Exercise details
Reproduce the listing that follows with no differences at all.

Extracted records
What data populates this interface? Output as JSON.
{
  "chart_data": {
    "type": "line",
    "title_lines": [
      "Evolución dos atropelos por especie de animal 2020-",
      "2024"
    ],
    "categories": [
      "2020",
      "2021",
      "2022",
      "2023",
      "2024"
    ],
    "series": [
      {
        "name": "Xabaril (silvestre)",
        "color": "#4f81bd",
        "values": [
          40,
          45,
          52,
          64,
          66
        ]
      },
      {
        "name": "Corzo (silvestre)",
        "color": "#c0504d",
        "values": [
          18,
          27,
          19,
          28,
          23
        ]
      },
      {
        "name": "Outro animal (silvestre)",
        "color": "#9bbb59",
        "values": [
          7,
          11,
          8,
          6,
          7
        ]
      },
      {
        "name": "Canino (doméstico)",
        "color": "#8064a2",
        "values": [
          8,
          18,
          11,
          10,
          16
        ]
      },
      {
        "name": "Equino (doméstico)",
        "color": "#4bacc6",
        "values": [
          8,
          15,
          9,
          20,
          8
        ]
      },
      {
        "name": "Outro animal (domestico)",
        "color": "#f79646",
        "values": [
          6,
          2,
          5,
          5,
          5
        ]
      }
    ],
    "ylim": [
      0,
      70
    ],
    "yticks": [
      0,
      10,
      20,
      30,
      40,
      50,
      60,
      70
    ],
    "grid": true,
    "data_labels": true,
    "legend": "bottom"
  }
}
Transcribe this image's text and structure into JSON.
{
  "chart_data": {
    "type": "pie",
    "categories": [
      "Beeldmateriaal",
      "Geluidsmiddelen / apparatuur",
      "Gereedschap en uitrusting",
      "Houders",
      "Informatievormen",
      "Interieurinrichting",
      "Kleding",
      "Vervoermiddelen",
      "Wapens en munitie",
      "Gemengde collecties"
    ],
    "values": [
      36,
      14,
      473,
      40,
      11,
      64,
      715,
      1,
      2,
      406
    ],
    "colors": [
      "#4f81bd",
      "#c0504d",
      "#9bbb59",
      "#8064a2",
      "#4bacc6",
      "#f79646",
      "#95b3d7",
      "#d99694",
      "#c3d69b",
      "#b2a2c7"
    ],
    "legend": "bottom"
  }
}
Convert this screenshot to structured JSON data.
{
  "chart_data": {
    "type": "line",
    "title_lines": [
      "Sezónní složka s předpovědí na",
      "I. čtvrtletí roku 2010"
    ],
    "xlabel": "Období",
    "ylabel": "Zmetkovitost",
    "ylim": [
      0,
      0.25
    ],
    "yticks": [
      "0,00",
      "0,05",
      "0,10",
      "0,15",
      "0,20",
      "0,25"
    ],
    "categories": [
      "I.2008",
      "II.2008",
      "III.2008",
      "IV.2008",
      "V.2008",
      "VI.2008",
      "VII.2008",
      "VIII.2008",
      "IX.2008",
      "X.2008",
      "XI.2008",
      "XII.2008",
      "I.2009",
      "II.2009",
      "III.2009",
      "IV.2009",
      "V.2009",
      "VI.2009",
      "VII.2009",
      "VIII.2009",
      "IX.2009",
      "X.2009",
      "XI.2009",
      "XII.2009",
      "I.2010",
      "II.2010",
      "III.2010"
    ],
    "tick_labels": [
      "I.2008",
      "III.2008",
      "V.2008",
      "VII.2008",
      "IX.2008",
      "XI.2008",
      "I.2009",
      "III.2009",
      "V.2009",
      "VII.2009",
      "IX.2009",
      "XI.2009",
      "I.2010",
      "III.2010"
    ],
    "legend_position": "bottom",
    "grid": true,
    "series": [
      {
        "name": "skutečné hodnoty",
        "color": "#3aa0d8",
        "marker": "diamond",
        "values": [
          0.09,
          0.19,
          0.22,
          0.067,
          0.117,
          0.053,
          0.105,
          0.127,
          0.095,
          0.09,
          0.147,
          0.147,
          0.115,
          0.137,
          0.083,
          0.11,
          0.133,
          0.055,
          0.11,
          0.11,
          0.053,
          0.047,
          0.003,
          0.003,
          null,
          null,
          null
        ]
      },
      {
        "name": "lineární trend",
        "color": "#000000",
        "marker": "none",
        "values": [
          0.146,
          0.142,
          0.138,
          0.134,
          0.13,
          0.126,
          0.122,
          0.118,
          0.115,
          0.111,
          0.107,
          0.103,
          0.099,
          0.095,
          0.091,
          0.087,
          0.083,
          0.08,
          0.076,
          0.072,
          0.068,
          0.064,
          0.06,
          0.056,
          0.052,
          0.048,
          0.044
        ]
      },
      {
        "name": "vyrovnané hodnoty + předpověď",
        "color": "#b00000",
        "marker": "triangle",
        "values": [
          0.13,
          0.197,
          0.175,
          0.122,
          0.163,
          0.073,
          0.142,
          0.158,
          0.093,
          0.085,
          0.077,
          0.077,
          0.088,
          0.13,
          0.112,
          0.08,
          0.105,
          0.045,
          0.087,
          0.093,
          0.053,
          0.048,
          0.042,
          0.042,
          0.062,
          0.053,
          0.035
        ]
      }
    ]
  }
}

Solution
What data populates this interface? Output as JSON.
{
  "chart_data": {
    "type": "line",
    "title_lines": [
      "Evolución dos atropelos por especie de animal 2020-",
      "2024"
    ],
    "categories": [
      "2020",
      "2021",
      "2022",
      "2023",
      "2024"
    ],
    "series": [
      {
        "name": "Xabaril (silvestre)",
        "color": "#4f81bd",
        "values": [
          40,
          45,
          52,
          64,
          66
        ]
      },
      {
        "name": "Corzo (silvestre)",
        "color": "#c0504d",
        "values": [
          18,
          27,
          19,
          28,
          23
        ]
      },
      {
        "name": "Outro animal (silvestre)",
        "color": "#9bbb59",
        "values": [
          7,
          11,
          8,
          6,
          7
        ]
      },
      {
        "name": "Canino (doméstico)",
        "color": "#8064a2",
        "values": [
          8,
          18,
          11,
          10,
          16
        ]
      },
      {
        "name": "Equino (doméstico)",
        "color": "#4bacc6",
        "values": [
          8,
          15,
          9,
          20,
          8
        ]
      },
      {
        "name": "Outro animal (domestico)",
        "color": "#f79646",
        "values": [
          6,
          2,
          5,
          5,
          5
        ]
      }
    ],
    "ylim": [
      0,
      70
    ],
    "yticks": [
      0,
      10,
      20,
      30,
      40,
      50,
      60,
      70
    ],
    "grid": true,
    "data_labels": true,
    "legend": "bottom"
  }
}
Transcribe this image's text and structure into JSON.
{
  "chart_data": {
    "type": "pie",
    "categories": [
      "Beeldmateriaal",
      "Geluidsmiddelen / apparatuur",
      "Gereedschap en uitrusting",
      "Houders",
      "Informatievormen",
      "Interieurinrichting",
      "Kleding",
      "Vervoermiddelen",
      "Wapens en munitie",
      "Gemengde collecties"
    ],
    "values": [
      36,
      14,
      473,
      40,
      11,
      64,
      715,
      1,
      2,
      406
    ],
    "colors": [
      "#4f81bd",
      "#c0504d",
      "#9bbb59",
      "#8064a2",
      "#4bacc6",
      "#f79646",
      "#95b3d7",
      "#d99694",
      "#c3d69b",
      "#b2a2c7"
    ],
    "legend": "bottom"
  }
}
Convert this screenshot to structured JSON data.
{
  "chart_data": {
    "type": "line",
    "title_lines": [
      "Sezónní složka s předpovědí na",
      "I. čtvrtletí roku 2010"
    ],
    "xlabel": "Období",
    "ylabel": "Zmetkovitost",
    "ylim": [
      0,
      0.25
    ],
    "yticks": [
      "0,00",
      "0,05",
      "0,10",
      "0,15",
      "0,20",
      "0,25"
    ],
    "categories": [
      "I.2008",
      "II.2008",
      "III.2008",
      "IV.2008",
      "V.2008",
      "VI.2008",
      "VII.2008",
      "VIII.2008",
      "IX.2008",
      "X.2008",
      "XI.2008",
      "XII.2008",
      "I.2009",
      "II.2009",
      "III.2009",
      "IV.2009",
      "V.2009",
      "VI.2009",
      "VII.2009",
      "VIII.2009",
      "IX.2009",
      "X.2009",
      "XI.2009",
      "XII.2009",
      "I.2010",
      "II.2010",
      "III.2010"
    ],
    "tick_labels": [
      "I.2008",
      "III.2008",
      "V.2008",
      "VII.2008",
      "IX.2008",
      "XI.2008",
      "I.2009",
      "III.2009",
      "V.2009",
      "VII.2009",
      "IX.2009",
      "XI.2009",
      "I.2010",
      "III.2010"
    ],
    "legend_position": "bottom",
    "grid": true,
    "series": [
      {
        "name": "skutečné hodnoty",
        "color": "#3aa0d8",
        "marker": "diamond",
        "values": [
          0.09,
          0.19,
          0.22,
          0.067,
          0.117,
          0.053,
          0.105,
          0.127,
          0.095,
          0.09,
          0.147,
          0.147,
          0.115,
          0.137,
          0.083,
          0.11,
          0.133,
          0.055,
          0.11,
          0.11,
          0.053,
          0.047,
          0.003,
          0.003,
          null,
          null,
          null
        ]
      },
      {
        "name": "lineární trend",
        "color": "#000000",
        "marker": "none",
        "values": [
          0.146,
          0.142,
          0.138,
          0.134,
          0.13,
          0.126,
          0.122,
          0.118,
          0.115,
          0.111,
          0.107,
          0.103,
          0.099,
          0.095,
          0.091,
          0.087,
          0.083,
          0.08,
          0.076,
          0.072,
          0.068,
          0.064,
          0.06,
          0.056,
          0.052,
          0.048,
          0.044
        ]
      },
      {
        "name": "vyrovnané hodnoty + předpověď",
        "color": "#b00000",
        "marker": "triangle",
        "values": [
          0.13,
          0.197,
          0.175,
          0.122,
          0.163,
          0.073,
          0.142,
          0.158,
          0.093,
          0.085,
          0.077,
          0.077,
          0.088,
          0.13,
          0.112,
          0.08,
          0.105,
          0.045,
          0.087,
          0.093,
          0.053,
          0.048,
          0.042,
          0.042,
          0.062,
          0.053,
          0.035
        ]
      }
    ]
  }
}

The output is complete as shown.